▶ **Set task**: Copy each line of the data below with the word "下列有关叙述正确的是".

(Collected data entries)
Start

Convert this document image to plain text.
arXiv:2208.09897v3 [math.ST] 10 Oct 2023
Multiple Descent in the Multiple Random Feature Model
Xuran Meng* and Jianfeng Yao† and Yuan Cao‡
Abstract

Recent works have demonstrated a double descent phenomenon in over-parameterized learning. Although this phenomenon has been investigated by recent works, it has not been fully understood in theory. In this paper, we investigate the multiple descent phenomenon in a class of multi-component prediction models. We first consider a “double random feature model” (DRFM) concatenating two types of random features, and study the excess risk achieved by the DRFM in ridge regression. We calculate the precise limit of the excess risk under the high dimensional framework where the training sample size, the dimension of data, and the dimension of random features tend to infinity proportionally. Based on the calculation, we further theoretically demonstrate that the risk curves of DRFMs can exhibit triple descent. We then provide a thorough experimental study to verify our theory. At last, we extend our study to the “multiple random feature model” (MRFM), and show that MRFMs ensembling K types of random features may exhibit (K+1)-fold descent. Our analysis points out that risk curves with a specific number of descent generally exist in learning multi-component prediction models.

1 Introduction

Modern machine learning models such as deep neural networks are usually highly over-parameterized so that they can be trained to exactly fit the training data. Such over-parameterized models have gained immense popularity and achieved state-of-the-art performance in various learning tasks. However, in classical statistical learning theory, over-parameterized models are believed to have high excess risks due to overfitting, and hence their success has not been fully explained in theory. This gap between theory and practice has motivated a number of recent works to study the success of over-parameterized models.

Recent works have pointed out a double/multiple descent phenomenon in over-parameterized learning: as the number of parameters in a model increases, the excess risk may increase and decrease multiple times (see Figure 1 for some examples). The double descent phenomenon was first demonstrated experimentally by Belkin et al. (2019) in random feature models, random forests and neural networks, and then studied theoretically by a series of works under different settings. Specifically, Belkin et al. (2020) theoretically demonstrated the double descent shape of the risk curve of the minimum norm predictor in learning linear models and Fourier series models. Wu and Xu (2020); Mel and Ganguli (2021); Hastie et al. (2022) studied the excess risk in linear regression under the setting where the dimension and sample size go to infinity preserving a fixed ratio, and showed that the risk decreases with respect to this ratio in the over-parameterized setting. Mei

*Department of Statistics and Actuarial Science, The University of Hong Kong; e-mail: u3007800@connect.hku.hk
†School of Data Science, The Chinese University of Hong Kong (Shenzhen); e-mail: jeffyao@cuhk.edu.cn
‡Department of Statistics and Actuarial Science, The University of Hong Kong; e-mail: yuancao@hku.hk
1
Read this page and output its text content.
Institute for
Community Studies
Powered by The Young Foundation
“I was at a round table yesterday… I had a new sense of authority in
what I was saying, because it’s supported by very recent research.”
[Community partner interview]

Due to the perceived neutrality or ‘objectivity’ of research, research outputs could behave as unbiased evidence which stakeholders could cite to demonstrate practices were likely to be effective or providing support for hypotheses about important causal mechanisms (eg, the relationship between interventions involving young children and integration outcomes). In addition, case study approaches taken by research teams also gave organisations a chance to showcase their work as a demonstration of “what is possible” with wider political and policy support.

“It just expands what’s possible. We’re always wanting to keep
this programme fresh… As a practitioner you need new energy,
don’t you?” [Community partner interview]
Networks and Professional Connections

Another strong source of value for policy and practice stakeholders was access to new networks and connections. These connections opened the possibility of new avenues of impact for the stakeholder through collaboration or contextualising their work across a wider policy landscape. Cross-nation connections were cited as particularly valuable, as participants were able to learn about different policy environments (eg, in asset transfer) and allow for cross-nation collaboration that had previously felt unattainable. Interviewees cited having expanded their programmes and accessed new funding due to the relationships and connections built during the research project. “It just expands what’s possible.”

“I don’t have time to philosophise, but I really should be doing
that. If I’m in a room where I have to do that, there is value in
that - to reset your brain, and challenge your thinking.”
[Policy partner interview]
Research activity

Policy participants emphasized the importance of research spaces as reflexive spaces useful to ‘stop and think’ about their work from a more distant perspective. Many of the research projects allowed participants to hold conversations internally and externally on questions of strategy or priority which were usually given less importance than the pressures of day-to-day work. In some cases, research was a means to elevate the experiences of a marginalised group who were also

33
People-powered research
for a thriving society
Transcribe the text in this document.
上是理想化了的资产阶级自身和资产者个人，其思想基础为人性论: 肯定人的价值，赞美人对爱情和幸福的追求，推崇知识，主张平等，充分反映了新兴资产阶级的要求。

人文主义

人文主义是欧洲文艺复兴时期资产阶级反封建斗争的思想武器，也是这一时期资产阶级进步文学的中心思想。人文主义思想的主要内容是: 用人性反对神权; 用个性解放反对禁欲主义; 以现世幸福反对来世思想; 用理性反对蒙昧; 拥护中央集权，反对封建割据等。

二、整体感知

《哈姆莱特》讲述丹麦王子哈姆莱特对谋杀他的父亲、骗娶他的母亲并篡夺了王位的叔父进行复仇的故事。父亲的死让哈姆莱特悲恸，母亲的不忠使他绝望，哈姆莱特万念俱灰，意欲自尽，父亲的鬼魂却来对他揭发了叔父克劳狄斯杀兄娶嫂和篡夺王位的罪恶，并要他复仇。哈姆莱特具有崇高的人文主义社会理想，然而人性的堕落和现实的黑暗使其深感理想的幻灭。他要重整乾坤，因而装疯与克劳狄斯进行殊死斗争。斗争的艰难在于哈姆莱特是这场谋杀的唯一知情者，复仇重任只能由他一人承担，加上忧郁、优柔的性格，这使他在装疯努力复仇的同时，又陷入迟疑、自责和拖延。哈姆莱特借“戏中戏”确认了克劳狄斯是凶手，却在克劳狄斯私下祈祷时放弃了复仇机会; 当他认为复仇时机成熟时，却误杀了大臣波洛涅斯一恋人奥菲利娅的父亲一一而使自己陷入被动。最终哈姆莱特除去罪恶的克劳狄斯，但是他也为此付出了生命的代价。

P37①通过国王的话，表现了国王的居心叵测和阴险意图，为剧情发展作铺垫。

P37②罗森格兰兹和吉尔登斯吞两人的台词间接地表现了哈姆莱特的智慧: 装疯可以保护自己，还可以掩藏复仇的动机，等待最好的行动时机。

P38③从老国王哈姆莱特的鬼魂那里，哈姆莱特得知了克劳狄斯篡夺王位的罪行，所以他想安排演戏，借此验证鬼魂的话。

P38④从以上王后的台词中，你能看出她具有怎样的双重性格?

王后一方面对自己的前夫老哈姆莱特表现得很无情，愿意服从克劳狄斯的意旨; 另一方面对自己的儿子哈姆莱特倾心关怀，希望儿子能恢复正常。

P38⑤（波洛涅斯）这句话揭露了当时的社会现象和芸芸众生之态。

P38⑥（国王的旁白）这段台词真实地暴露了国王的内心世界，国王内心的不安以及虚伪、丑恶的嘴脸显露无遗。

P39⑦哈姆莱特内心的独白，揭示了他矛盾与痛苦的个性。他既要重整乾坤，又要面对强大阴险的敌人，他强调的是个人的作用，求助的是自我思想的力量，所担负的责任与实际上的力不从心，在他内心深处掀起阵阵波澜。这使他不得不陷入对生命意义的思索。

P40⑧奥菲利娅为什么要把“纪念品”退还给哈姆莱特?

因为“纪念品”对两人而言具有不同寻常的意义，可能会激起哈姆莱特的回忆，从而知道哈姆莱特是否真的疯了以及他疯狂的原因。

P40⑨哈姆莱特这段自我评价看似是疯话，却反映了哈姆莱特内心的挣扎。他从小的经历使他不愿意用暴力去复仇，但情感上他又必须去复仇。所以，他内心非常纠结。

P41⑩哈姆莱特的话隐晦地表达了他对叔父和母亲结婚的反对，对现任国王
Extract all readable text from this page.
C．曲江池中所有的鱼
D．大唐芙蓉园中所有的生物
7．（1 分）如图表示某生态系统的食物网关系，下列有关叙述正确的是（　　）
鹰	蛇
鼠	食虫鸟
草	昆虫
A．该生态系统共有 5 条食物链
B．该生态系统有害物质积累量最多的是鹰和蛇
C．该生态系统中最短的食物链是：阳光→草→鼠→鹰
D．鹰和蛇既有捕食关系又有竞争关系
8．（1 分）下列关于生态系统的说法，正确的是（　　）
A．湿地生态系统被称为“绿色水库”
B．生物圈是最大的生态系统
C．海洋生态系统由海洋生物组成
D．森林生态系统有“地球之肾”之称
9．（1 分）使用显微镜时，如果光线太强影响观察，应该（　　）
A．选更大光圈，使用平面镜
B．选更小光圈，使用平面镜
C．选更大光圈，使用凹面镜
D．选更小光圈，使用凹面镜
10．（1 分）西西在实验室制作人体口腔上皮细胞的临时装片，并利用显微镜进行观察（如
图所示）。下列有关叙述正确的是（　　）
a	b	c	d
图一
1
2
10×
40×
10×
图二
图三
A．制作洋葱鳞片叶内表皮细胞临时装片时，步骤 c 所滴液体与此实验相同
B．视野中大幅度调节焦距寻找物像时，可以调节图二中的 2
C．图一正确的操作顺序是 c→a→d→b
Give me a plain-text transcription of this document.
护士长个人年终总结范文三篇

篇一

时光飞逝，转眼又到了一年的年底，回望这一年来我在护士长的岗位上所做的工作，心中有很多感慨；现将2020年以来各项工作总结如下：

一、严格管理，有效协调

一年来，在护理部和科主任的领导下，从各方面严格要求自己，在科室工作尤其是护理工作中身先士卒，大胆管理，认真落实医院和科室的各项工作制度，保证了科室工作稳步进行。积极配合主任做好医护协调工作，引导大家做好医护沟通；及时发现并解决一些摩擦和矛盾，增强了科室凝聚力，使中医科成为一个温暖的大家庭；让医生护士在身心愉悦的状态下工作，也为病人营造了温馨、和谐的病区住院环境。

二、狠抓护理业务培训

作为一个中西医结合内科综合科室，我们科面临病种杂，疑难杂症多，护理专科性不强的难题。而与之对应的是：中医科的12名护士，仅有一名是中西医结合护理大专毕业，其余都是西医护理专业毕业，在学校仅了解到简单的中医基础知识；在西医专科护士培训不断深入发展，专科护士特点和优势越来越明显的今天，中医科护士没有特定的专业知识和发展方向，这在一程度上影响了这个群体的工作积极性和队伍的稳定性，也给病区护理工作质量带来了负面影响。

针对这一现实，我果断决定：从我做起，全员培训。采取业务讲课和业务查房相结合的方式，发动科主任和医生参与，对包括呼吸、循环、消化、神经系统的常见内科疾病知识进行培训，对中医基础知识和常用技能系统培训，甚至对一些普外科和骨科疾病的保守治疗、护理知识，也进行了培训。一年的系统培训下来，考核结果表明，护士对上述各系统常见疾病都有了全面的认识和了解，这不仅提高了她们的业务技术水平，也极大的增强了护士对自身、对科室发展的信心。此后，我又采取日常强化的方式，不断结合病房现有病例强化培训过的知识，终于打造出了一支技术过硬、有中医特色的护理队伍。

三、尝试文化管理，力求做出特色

End

▶ **The output**:
7．（1 分）如图表示某生态系统的食物网关系，下列有关叙述正确的是（　　）
图所示）。下列有关叙述正确的是（　　）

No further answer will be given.